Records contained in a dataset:

━━━

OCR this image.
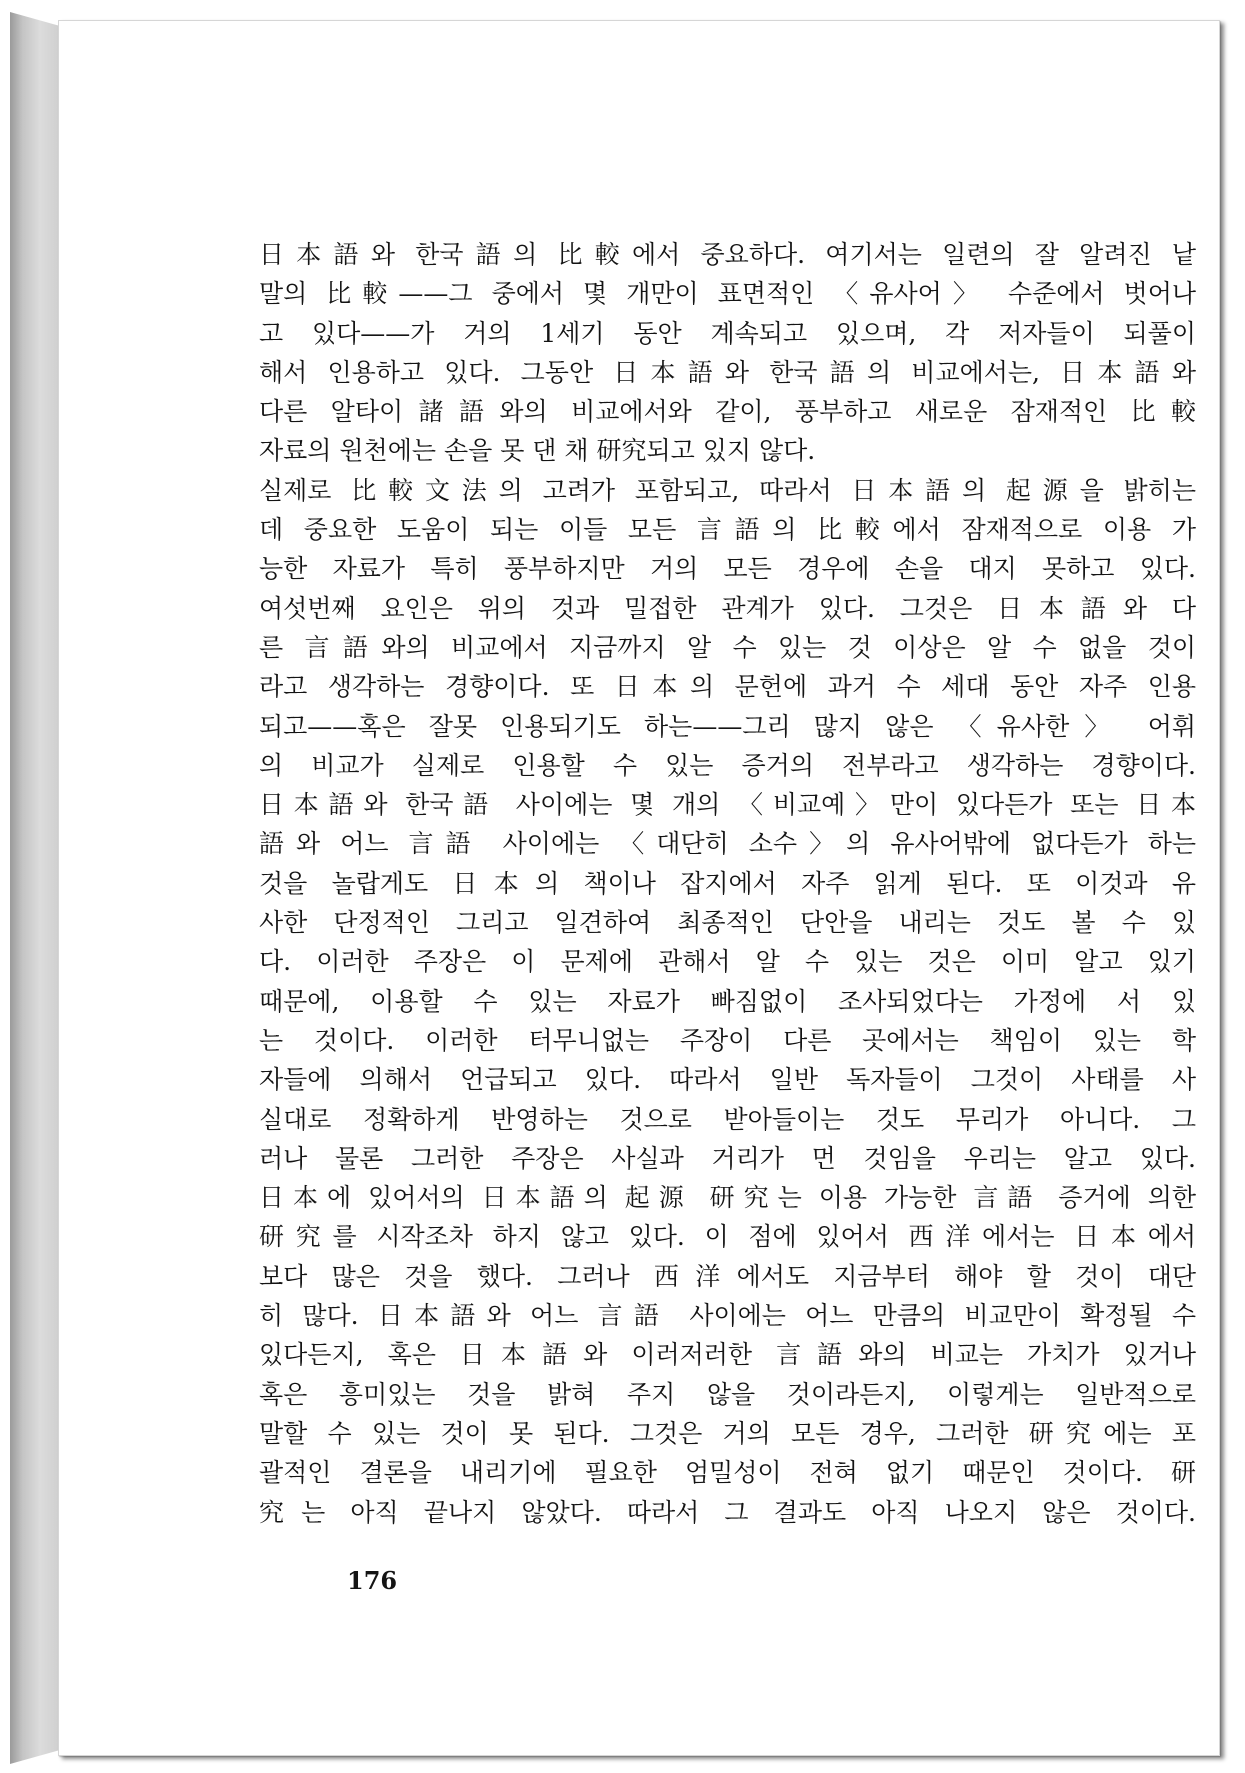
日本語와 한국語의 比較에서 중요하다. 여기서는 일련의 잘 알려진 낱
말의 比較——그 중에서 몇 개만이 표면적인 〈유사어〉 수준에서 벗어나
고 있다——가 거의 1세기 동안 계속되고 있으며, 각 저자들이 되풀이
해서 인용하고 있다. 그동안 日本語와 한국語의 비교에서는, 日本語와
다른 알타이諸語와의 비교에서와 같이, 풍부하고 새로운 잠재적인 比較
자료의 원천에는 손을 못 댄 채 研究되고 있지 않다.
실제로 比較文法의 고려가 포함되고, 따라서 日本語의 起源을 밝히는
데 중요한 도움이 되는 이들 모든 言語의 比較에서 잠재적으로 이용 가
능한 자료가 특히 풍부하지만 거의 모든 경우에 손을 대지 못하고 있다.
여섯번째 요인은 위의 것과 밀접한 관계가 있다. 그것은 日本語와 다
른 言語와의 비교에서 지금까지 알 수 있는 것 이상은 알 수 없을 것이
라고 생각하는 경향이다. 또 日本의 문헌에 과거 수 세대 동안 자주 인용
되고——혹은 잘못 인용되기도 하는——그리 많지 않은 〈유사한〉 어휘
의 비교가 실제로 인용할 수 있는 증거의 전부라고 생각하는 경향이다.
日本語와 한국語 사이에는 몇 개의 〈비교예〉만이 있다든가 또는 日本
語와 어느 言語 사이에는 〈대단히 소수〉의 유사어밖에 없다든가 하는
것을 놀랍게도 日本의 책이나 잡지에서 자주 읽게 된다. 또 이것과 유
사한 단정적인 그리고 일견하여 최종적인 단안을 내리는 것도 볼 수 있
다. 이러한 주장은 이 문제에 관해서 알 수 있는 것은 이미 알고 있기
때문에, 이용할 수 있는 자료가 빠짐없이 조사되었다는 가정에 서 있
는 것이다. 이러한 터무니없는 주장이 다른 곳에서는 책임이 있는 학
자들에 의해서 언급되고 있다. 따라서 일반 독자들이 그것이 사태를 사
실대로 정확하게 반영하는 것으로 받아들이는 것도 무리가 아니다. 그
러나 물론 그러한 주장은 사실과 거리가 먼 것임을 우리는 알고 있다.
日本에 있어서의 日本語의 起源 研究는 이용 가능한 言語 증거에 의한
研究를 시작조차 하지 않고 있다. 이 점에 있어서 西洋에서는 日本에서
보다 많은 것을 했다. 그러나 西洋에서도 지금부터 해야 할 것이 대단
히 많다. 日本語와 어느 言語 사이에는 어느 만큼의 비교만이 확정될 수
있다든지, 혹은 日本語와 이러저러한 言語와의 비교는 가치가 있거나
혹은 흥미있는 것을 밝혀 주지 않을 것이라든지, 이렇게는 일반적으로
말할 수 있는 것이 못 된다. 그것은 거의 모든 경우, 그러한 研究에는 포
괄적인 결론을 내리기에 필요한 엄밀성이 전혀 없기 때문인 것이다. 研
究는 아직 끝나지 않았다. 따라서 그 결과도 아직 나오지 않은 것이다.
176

━━━

What you will do:
Copy out every line of the material above exactly, skipping the pictures.

Exercise response:
OCR this image.
日本語와 한국語의 比較에서 중요하다. 여기서는 일련의 잘 알려진 낱
말의 比較——그 중에서 몇 개만이 표면적인 〈유사어〉 수준에서 벗어나
고 있다——가 거의 1세기 동안 계속되고 있으며, 각 저자들이 되풀이
해서 인용하고 있다. 그동안 日本語와 한국語의 비교에서는, 日本語와
다른 알타이諸語와의 비교에서와 같이, 풍부하고 새로운 잠재적인 比較
자료의 원천에는 손을 못 댄 채 研究되고 있지 않다.
실제로 比較文法의 고려가 포함되고, 따라서 日本語의 起源을 밝히는
데 중요한 도움이 되는 이들 모든 言語의 比較에서 잠재적으로 이용 가
능한 자료가 특히 풍부하지만 거의 모든 경우에 손을 대지 못하고 있다.
여섯번째 요인은 위의 것과 밀접한 관계가 있다. 그것은 日本語와 다
른 言語와의 비교에서 지금까지 알 수 있는 것 이상은 알 수 없을 것이
라고 생각하는 경향이다. 또 日本의 문헌에 과거 수 세대 동안 자주 인용
되고——혹은 잘못 인용되기도 하는——그리 많지 않은 〈유사한〉 어휘
의 비교가 실제로 인용할 수 있는 증거의 전부라고 생각하는 경향이다.
日本語와 한국語 사이에는 몇 개의 〈비교예〉만이 있다든가 또는 日本
語와 어느 言語 사이에는 〈대단히 소수〉의 유사어밖에 없다든가 하는
것을 놀랍게도 日本의 책이나 잡지에서 자주 읽게 된다. 또 이것과 유
사한 단정적인 그리고 일견하여 최종적인 단안을 내리는 것도 볼 수 있
다. 이러한 주장은 이 문제에 관해서 알 수 있는 것은 이미 알고 있기
때문에, 이용할 수 있는 자료가 빠짐없이 조사되었다는 가정에 서 있
는 것이다. 이러한 터무니없는 주장이 다른 곳에서는 책임이 있는 학
자들에 의해서 언급되고 있다. 따라서 일반 독자들이 그것이 사태를 사
실대로 정확하게 반영하는 것으로 받아들이는 것도 무리가 아니다. 그
러나 물론 그러한 주장은 사실과 거리가 먼 것임을 우리는 알고 있다.
日本에 있어서의 日本語의 起源 研究는 이용 가능한 言語 증거에 의한
研究를 시작조차 하지 않고 있다. 이 점에 있어서 西洋에서는 日本에서
보다 많은 것을 했다. 그러나 西洋에서도 지금부터 해야 할 것이 대단
히 많다. 日本語와 어느 言語 사이에는 어느 만큼의 비교만이 확정될 수
있다든지, 혹은 日本語와 이러저러한 言語와의 비교는 가치가 있거나
혹은 흥미있는 것을 밝혀 주지 않을 것이라든지, 이렇게는 일반적으로
말할 수 있는 것이 못 된다. 그것은 거의 모든 경우, 그러한 研究에는 포
괄적인 결론을 내리기에 필요한 엄밀성이 전혀 없기 때문인 것이다. 研
究는 아직 끝나지 않았다. 따라서 그 결과도 아직 나오지 않은 것이다.
176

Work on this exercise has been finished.